(REQUIRED WORK)
**A.** Answer these questions from the excerpt on carbohydrate metabolism:
(i) Into what does the liver convert excess galactose and fructose, and in what form does it store the result?
(ii) What blood glucose level defines hyperglycemia?
(iii) Why can hypoglycemia alter the normal functions of the brain?
**B.** Write a continuation of the excerpt on carbohydrate metabolism, picking up after its final sentence.

(EXCERPTED TEXT)
The ordinary diet contains far more starches than either lactose or sucrose.
Refer to Figure 38-2A for information on the digestion of these sugars.
Cells
are unable to store large quantities of carbohydrates. The liver converts
excess galactose and fructose into glucose and stores it in the form of
glycogen. Insulin (pancreatic hormone) aids in the diffusion of glucose into
the liver and muscle cells and in the synthesis of glycogen. Glucose metabolism
is dependent on the availability of insulin, as shown in Figure 38-5.
An
increase in blood glucose levels can cause hyperglycemia (a blood glucose level
greater than 110 mg/dl). This occurs in diabetes mellitus (a disease in which
the pancreas fails to secrete adequate levels of insulin to accommodate blood
glucose levels). When hyperglycemia occurs, ketones (the end product of incomplete
fat metabolism) build up in the bloodstream, causing metabolic acidosis.
In hypoglycemia,
the blood glucose level is below normal (less than 80 mg/dl) because the supply
of insulin is so high that most of the glucose moves from the blood into the
cells. Because brain tissue requires a constant source of glucose for energy,
hypoglycemia can alter the normal functions of the brain.

(INFORMATION)
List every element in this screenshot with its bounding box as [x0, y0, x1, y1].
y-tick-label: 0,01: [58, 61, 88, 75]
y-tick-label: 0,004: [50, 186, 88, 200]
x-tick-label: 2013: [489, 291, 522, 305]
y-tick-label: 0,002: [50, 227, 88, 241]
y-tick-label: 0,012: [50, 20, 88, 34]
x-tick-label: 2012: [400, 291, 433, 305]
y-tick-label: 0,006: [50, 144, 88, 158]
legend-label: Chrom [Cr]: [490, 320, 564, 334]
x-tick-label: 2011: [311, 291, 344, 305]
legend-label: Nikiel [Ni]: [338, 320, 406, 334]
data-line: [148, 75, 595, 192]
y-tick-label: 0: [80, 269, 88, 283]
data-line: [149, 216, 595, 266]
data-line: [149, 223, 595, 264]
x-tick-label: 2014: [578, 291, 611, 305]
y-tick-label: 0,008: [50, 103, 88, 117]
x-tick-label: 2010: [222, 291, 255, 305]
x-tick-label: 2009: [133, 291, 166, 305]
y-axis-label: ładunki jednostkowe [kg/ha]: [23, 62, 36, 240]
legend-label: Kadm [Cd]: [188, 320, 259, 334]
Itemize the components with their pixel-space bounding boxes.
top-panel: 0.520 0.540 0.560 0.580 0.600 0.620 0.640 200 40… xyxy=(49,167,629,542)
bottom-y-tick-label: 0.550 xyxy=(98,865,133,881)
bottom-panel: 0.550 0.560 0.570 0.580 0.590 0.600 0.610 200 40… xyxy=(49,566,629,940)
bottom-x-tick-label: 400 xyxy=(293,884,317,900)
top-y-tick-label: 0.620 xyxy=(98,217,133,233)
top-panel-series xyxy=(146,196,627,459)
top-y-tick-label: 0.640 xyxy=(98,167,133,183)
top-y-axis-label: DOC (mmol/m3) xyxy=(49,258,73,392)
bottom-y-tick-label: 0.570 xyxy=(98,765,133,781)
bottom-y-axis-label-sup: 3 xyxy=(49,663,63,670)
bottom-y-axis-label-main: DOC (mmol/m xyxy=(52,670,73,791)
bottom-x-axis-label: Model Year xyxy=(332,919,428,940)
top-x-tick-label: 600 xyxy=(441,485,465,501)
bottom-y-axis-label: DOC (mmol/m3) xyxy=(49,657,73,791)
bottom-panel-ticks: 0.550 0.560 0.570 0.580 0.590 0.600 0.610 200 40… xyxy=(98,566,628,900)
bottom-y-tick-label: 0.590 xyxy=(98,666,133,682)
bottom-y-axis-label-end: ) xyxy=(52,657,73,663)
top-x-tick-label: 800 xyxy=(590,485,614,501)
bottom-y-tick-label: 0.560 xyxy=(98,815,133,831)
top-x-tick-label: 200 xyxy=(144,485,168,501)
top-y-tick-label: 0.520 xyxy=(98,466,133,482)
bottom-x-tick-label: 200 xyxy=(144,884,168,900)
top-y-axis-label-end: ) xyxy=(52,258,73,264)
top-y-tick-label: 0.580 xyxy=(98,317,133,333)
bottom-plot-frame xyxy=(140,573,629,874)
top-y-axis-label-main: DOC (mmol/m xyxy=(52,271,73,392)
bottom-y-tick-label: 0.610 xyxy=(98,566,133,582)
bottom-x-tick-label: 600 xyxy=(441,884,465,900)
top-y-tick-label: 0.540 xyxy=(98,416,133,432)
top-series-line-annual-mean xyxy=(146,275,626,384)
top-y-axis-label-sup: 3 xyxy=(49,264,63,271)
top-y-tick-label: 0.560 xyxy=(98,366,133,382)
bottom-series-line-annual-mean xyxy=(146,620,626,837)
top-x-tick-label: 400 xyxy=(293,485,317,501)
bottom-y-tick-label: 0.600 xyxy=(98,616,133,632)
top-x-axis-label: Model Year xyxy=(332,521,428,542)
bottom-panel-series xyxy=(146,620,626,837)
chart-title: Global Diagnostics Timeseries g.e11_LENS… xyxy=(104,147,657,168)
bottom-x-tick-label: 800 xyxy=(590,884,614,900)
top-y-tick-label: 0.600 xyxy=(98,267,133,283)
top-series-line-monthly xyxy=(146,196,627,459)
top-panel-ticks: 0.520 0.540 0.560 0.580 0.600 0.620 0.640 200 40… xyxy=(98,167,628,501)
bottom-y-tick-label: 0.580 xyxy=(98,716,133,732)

(PER-TASK ANSWERS)
**A.**
(i) Glucose, which it stores as glycogen.
(ii) A blood glucose level greater than 110 mg/dl.
(iii) Brain tissue requires a constant source of glucose for energy.

**B.**
Glucose
(dextrose) is a common substance in intravenous therapy (dextrose-5%-water)
because it is readily absorbed into the body’s cells. This solution provides 170 kcal/L.
Proteins
Proteins
are organic compounds that contain carbon, hydrogen, oxygen, and nitrogen
atoms; some proteins also contain sulfur.
After water, proteins are the most abundant intracellular substance.
Proteins are essential for almost every bodily function, beginning with the
genetic control of protein synthesis, cell function, and cell reproduction; see
Table 38-2. The end products of protein digestion are amino acids.
The
normal blood concentration of amino acids is between 35 and 65 mg/dl. There are
20 identified amino acids, which are categorized as either essential or
nonessential:
Nonessential
amino acids can be synthesized (manufactured) in the cells; see the
accompanying display.
Essential
amino acids must be ingested in the diet because they cannot be synthesized in
the body; see the accompanying display.
Proteins
are also classified as complete or incomplete.
High-biological-value proteins (complete proteins) contain all of the
essential amino acids. Complete proteins are primarily animal proteins, such as
those in meats, poultry, fish, dairy products, and eggs.
Low-biological-value
proteins (incomplete proteins) lack one or more of the essential amino acids,
usually lysine, methionine, and tryptophan. Most vegetables are incomplete
proteins. By properly mixing complementary proteins in the diet, such as corn
and beans, one can produce a complete protein.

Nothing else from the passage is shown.